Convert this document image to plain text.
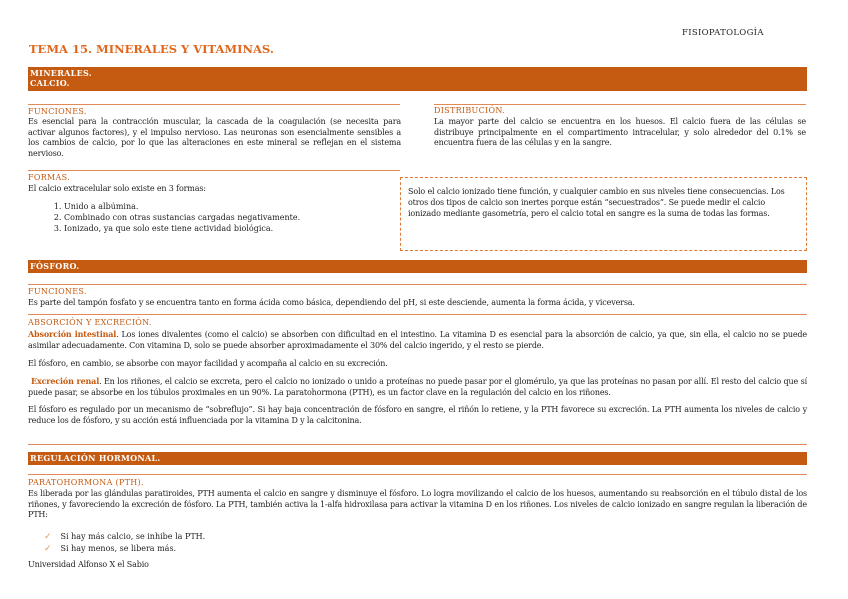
FISIOPATOLOGÍA
TEMA 15. MINERALES Y VITAMINAS.
MINERALES.
CALCIO.
FUNCIONES.
Es esencial para la contracción muscular, la cascada de la coagulación (se necesita para activar algunos factores), y el impulso nervioso. Las neuronas son esencialmente sensibles a los cambios de calcio, por lo que las alteraciones en este mineral se reflejan en el sistema nervioso.
DISTRIBUCIÓN.
La mayor parte del calcio se encuentra en los huesos. El calcio fuera de las células se distribuye principalmente en el compartimento intracelular, y solo alrededor del 0.1% se encuentra fuera de las células y en la sangre.
FORMAS.
El calcio extracelular solo existe en 3 formas:
1. Unido a albúmina.
2. Combinado con otras sustancias cargadas negativamente.
3. Ionizado, ya que solo este tiene actividad biológica.
Solo el calcio ionizado tiene función, y cualquier cambio en sus niveles tiene consecuencias. Los otros dos tipos de calcio son inertes porque están “secuestrados”. Se puede medir el calcio ionizado mediante gasometría, pero el calcio total en sangre es la suma de todas las formas.
FÓSFORO.
FUNCIONES.
Es parte del tampón fosfato y se encuentra tanto en forma ácida como básica, dependiendo del pH, si este desciende, aumenta la forma ácida, y viceversa.
ABSORCIÓN Y EXCRECIÓN.
Absorción intestinal. Los iones divalentes (como el calcio) se absorben con dificultad en el intestino. La vitamina D es esencial para la absorción de calcio, ya que, sin ella, el calcio no se puede asimilar adecuadamente. Con vitamina D, solo se puede absorber aproximadamente el 30% del calcio ingerido, y el resto se pierde.
El fósforo, en cambio, se absorbe con mayor facilidad y acompaña al calcio en su excreción.
Excreción renal. En los riñones, el calcio se excreta, pero el calcio no ionizado o unido a proteínas no puede pasar por el glomérulo, ya que las proteínas no pasan por allí. El resto del calcio que sí puede pasar, se absorbe en los túbulos proximales en un 90%. La paratohormona (PTH), es un factor clave en la regulación del calcio en los riñones.
El fósforo es regulado por un mecanismo de “sobreflujo”. Si hay baja concentración de fósforo en sangre, el riñón lo retiene, y la PTH favorece su excreción. La PTH aumenta los niveles de calcio y reduce los de fósforo, y su acción está influenciada por la vitamina D y la calcitonina.
REGULACIÓN HORMONAL.
PARATOHORMONA (PTH).
Es liberada por las glándulas paratiroides, PTH aumenta el calcio en sangre y disminuye el fósforo. Lo logra movilizando el calcio de los huesos, aumentando su reabsorción en el túbulo distal de los riñones, y favoreciendo la excreción de fósforo. La PTH, también activa la 1-alfa hidroxilasa para activar la vitamina D en los riñones. Los niveles de calcio ionizado en sangre regulan la liberación de PTH:
✓ Si hay más calcio, se inhibe la PTH.
✓ Si hay menos, se libera más.
Universidad Alfonso X el Sabio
================================
__Task__
Write out the records above exactly as they stand, leaving out every picture.

__In response__
Convert this document image to plain text.
FISIOPATOLOGÍA
TEMA 15. MINERALES Y VITAMINAS.
MINERALES.
CALCIO.
FUNCIONES.
Es esencial para la contracción muscular, la cascada de la coagulación (se necesita para activar algunos factores), y el impulso nervioso. Las neuronas son esencialmente sensibles a los cambios de calcio, por lo que las alteraciones en este mineral se reflejan en el sistema nervioso.
DISTRIBUCIÓN.
La mayor parte del calcio se encuentra en los huesos. El calcio fuera de las células se distribuye principalmente en el compartimento intracelular, y solo alrededor del 0.1% se encuentra fuera de las células y en la sangre.
FORMAS.
El calcio extracelular solo existe en 3 formas:
1. Unido a albúmina.
2. Combinado con otras sustancias cargadas negativamente.
3. Ionizado, ya que solo este tiene actividad biológica.
Solo el calcio ionizado tiene función, y cualquier cambio en sus niveles tiene consecuencias. Los otros dos tipos de calcio son inertes porque están “secuestrados”. Se puede medir el calcio ionizado mediante gasometría, pero el calcio total en sangre es la suma de todas las formas.
FÓSFORO.
FUNCIONES.
Es parte del tampón fosfato y se encuentra tanto en forma ácida como básica, dependiendo del pH, si este desciende, aumenta la forma ácida, y viceversa.
ABSORCIÓN Y EXCRECIÓN.
Absorción intestinal. Los iones divalentes (como el calcio) se absorben con dificultad en el intestino. La vitamina D es esencial para la absorción de calcio, ya que, sin ella, el calcio no se puede asimilar adecuadamente. Con vitamina D, solo se puede absorber aproximadamente el 30% del calcio ingerido, y el resto se pierde.
El fósforo, en cambio, se absorbe con mayor facilidad y acompaña al calcio en su excreción.
Excreción renal. En los riñones, el calcio se excreta, pero el calcio no ionizado o unido a proteínas no puede pasar por el glomérulo, ya que las proteínas no pasan por allí. El resto del calcio que sí puede pasar, se absorbe en los túbulos proximales en un 90%. La paratohormona (PTH), es un factor clave en la regulación del calcio en los riñones.
El fósforo es regulado por un mecanismo de “sobreflujo”. Si hay baja concentración de fósforo en sangre, el riñón lo retiene, y la PTH favorece su excreción. La PTH aumenta los niveles de calcio y reduce los de fósforo, y su acción está influenciada por la vitamina D y la calcitonina.
REGULACIÓN HORMONAL.
PARATOHORMONA (PTH).
Es liberada por las glándulas paratiroides, PTH aumenta el calcio en sangre y disminuye el fósforo. Lo logra movilizando el calcio de los huesos, aumentando su reabsorción en el túbulo distal de los riñones, y favoreciendo la excreción de fósforo. La PTH, también activa la 1-alfa hidroxilasa para activar la vitamina D en los riñones. Los niveles de calcio ionizado en sangre regulan la liberación de PTH:
✓ Si hay más calcio, se inhibe la PTH.
✓ Si hay menos, se libera más.
Universidad Alfonso X el Sabio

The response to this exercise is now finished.